== PROVIDED INFORMATION ==

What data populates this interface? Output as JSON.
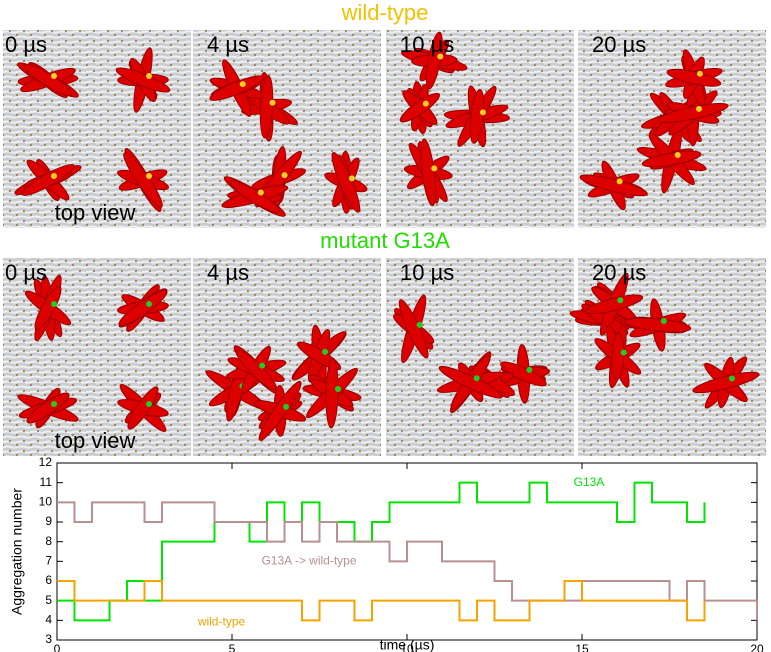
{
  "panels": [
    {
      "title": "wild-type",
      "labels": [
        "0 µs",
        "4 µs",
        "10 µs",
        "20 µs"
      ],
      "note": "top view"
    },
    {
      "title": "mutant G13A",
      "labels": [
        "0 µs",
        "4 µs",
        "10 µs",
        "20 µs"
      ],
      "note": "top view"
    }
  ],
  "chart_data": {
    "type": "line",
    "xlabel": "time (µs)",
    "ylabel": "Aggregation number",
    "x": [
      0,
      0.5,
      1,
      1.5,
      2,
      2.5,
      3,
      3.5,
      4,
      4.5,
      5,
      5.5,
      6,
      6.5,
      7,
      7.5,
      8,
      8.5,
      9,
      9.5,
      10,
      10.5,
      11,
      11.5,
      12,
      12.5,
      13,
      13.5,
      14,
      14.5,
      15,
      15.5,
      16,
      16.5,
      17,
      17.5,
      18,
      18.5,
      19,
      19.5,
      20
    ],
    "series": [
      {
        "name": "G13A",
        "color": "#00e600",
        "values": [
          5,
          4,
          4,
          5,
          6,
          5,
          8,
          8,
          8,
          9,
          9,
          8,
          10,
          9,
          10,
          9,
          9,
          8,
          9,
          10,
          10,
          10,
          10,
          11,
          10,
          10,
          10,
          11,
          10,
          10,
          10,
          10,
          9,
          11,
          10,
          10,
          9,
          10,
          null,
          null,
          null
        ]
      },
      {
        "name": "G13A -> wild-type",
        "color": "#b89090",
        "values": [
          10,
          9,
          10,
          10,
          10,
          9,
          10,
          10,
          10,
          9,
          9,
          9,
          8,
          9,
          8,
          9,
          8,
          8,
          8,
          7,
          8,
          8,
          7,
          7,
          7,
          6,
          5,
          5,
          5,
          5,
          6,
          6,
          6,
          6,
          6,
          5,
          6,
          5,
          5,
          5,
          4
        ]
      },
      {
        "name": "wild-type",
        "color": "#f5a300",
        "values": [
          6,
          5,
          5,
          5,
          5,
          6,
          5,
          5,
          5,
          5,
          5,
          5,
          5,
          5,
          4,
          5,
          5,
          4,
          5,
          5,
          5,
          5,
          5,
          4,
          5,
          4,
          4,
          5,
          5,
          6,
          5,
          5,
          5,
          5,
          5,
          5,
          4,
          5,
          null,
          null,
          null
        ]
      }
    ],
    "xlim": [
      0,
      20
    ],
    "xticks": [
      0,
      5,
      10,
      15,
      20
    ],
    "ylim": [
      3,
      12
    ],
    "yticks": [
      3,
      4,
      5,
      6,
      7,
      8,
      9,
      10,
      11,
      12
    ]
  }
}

===
== PROVIDED INFORMATION ==

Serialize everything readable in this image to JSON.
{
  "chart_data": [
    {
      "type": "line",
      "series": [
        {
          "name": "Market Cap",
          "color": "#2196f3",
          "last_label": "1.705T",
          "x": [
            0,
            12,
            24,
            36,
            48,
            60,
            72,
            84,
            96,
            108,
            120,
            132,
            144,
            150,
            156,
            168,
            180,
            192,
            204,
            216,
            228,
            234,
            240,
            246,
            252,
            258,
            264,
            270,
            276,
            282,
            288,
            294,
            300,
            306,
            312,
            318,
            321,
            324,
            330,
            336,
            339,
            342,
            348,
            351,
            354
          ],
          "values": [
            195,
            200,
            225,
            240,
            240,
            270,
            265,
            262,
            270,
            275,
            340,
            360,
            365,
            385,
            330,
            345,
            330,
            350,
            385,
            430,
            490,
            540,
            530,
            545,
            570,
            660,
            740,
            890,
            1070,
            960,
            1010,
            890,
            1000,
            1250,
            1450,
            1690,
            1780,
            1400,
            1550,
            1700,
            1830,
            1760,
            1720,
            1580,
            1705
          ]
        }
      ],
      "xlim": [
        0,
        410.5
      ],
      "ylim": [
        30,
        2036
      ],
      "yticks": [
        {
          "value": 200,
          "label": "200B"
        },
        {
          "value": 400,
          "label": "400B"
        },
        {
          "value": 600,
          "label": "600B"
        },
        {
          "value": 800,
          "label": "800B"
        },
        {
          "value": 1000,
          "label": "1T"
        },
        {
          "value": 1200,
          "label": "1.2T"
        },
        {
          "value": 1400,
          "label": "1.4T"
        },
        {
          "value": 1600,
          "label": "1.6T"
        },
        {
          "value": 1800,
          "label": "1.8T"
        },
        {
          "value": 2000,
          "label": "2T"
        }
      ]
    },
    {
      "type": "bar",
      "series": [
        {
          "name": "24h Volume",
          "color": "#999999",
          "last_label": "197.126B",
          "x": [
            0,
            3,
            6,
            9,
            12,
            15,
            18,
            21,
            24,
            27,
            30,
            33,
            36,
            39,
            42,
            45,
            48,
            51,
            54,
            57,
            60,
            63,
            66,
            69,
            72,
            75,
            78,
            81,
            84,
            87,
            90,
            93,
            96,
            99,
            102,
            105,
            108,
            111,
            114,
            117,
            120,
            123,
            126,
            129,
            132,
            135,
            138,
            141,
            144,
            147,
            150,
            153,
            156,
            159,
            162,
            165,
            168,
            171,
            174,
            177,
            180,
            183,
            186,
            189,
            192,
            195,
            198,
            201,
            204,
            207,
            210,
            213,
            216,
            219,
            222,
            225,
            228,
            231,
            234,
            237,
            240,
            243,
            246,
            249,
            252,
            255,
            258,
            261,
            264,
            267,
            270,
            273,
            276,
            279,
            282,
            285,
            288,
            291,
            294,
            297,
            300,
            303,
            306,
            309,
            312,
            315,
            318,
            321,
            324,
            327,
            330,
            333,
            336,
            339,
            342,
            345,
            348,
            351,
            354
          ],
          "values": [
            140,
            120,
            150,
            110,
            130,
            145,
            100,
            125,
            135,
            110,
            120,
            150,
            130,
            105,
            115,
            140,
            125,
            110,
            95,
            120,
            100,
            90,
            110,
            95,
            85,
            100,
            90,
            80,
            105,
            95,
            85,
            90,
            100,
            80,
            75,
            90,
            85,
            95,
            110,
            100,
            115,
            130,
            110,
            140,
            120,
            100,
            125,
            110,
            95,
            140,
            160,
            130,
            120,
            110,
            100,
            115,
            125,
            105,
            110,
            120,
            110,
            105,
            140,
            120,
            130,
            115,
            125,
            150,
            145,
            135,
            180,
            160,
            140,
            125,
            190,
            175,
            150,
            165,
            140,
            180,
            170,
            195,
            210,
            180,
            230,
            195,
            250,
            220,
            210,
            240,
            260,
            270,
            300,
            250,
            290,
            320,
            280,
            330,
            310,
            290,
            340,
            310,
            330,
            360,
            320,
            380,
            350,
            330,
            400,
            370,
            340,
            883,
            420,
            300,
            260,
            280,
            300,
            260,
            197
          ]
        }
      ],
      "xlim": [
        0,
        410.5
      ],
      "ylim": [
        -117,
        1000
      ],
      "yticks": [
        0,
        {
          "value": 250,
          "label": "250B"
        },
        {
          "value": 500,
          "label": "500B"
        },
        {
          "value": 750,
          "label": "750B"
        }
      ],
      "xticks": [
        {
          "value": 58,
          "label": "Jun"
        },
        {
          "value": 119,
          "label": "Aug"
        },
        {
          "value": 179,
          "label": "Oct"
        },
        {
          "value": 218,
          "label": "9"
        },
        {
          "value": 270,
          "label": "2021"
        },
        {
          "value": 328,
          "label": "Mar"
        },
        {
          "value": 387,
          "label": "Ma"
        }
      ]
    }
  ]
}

===
== PROVIDED INFORMATION ==

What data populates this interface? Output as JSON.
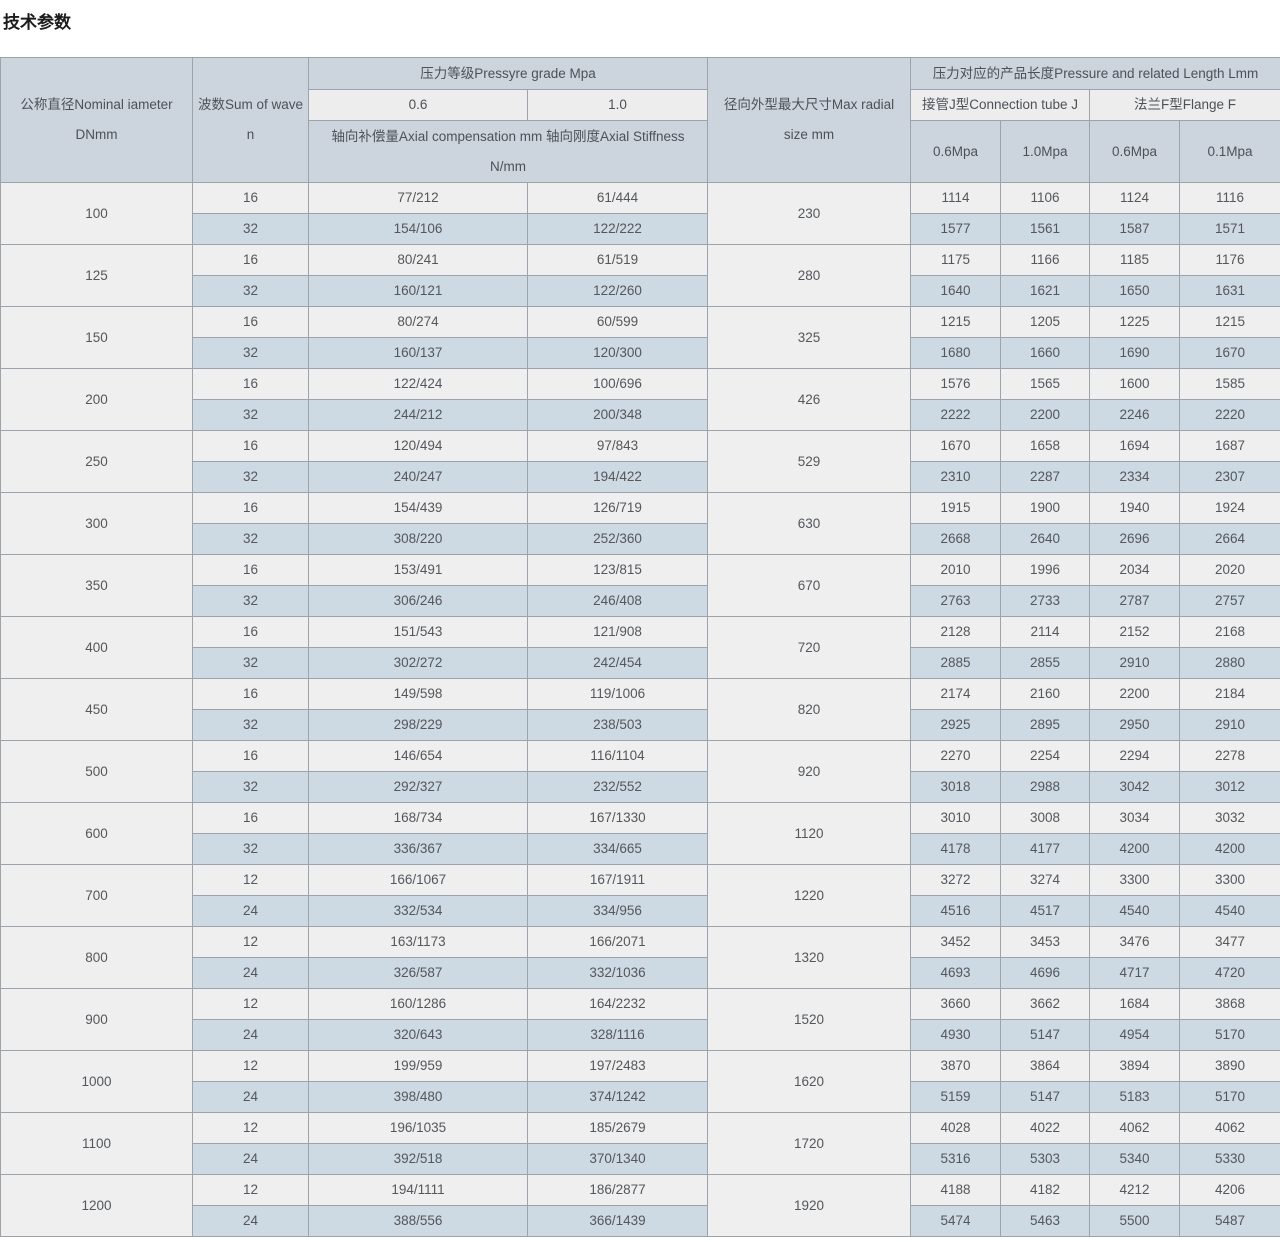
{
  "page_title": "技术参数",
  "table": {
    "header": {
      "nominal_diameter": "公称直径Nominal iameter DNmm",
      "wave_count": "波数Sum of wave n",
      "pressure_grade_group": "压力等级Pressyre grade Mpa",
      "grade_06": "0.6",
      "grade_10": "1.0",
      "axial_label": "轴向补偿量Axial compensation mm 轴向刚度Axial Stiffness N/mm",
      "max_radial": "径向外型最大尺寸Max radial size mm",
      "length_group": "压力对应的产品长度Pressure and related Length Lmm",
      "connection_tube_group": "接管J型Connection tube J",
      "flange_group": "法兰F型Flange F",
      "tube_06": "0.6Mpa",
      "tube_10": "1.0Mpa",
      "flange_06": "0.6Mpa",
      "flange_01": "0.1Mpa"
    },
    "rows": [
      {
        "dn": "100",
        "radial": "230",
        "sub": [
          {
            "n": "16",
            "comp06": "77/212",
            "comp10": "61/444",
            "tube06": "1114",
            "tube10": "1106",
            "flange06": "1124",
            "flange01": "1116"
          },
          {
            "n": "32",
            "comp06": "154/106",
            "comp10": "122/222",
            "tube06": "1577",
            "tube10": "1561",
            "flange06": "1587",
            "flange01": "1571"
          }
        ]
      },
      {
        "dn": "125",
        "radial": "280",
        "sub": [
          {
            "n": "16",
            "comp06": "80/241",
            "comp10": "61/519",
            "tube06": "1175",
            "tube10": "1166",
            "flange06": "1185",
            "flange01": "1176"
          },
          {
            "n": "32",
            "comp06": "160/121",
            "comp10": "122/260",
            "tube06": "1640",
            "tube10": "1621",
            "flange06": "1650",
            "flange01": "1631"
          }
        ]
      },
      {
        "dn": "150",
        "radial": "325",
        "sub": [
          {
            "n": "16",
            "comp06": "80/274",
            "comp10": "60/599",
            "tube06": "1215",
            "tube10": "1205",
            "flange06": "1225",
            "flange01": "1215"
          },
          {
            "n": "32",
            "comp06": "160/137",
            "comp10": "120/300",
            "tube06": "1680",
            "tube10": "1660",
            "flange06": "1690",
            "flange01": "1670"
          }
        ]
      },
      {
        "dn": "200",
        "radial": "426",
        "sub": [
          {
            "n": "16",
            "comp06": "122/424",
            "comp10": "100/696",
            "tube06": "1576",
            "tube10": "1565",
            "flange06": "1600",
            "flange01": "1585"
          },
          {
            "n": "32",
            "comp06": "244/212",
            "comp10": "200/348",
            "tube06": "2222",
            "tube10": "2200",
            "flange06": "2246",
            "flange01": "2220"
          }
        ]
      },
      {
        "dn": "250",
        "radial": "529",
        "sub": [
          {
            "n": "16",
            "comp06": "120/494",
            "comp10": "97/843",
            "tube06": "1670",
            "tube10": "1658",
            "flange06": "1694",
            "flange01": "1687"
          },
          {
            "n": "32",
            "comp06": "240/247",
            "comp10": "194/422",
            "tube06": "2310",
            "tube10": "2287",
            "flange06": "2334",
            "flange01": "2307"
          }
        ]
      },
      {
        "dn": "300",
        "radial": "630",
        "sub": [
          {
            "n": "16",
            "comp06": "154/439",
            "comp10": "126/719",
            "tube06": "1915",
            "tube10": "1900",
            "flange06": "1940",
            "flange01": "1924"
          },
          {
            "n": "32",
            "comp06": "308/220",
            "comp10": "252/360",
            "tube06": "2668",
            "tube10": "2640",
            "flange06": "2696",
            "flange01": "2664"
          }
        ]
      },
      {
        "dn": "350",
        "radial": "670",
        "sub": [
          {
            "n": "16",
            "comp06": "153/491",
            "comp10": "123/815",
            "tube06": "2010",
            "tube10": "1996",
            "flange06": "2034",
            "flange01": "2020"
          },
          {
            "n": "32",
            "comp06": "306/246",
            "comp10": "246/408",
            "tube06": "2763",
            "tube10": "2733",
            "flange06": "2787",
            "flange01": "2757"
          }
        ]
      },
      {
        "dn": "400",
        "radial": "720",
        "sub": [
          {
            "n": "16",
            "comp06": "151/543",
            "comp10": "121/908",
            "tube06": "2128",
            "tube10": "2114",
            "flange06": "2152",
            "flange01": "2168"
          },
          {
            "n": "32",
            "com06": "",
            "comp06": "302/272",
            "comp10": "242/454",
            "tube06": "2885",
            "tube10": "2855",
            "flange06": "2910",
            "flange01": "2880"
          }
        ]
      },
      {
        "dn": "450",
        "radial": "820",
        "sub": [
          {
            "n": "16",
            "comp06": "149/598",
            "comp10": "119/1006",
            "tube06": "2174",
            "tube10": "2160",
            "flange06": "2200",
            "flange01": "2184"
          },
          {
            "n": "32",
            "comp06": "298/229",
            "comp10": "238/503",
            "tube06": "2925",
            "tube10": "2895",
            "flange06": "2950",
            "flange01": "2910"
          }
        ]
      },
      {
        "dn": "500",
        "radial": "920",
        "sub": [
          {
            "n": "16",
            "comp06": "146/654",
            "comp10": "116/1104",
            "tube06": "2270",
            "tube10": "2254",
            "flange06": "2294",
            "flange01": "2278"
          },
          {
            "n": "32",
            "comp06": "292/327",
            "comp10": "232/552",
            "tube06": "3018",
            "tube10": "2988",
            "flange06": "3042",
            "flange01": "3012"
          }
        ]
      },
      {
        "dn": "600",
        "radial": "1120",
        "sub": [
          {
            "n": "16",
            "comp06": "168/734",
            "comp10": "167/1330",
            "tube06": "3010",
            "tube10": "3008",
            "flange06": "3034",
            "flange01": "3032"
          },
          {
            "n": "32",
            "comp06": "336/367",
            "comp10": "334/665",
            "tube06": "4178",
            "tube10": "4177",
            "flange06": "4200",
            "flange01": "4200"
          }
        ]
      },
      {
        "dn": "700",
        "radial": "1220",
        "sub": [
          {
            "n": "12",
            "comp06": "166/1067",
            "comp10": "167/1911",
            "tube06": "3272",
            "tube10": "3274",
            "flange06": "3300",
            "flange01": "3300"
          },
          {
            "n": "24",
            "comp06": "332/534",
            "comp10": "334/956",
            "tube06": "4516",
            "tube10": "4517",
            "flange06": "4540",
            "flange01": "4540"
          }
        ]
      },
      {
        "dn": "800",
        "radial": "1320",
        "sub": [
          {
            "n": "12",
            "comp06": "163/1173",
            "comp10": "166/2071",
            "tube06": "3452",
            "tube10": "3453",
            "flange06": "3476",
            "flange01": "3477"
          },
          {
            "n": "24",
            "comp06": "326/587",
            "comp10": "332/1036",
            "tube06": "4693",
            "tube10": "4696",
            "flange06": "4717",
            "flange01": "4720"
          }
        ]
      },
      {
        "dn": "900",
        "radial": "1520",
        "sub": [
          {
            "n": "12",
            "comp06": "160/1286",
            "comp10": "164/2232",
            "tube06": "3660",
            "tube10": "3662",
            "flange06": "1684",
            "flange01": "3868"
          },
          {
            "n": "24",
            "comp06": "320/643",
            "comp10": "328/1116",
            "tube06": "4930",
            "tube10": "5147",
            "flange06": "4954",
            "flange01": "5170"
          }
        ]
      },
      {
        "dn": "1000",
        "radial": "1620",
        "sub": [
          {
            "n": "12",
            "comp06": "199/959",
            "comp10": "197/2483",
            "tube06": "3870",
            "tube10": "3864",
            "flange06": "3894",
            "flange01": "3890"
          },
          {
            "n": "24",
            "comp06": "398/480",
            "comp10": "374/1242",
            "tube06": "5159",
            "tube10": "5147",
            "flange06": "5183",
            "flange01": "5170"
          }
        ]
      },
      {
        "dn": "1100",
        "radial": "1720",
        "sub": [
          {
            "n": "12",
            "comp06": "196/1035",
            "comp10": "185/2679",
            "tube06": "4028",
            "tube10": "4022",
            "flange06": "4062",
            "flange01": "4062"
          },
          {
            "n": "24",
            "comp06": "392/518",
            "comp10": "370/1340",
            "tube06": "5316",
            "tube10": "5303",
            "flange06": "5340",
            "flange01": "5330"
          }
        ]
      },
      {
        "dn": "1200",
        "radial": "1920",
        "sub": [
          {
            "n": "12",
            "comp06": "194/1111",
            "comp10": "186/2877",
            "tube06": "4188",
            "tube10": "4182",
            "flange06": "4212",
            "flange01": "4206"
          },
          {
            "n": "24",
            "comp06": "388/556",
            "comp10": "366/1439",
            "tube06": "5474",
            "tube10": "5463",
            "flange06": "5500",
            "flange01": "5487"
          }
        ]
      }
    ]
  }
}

===

REQUIRED WORK: Search the data for the string "type". List each line that has it.

SOLUTION FOR THIS TASK:
      "title": "wild-type",
    "type": "line",
        "name": "G13A -> wild-type",
        "name": "wild-type",
      "type": "line",
      "type": "bar",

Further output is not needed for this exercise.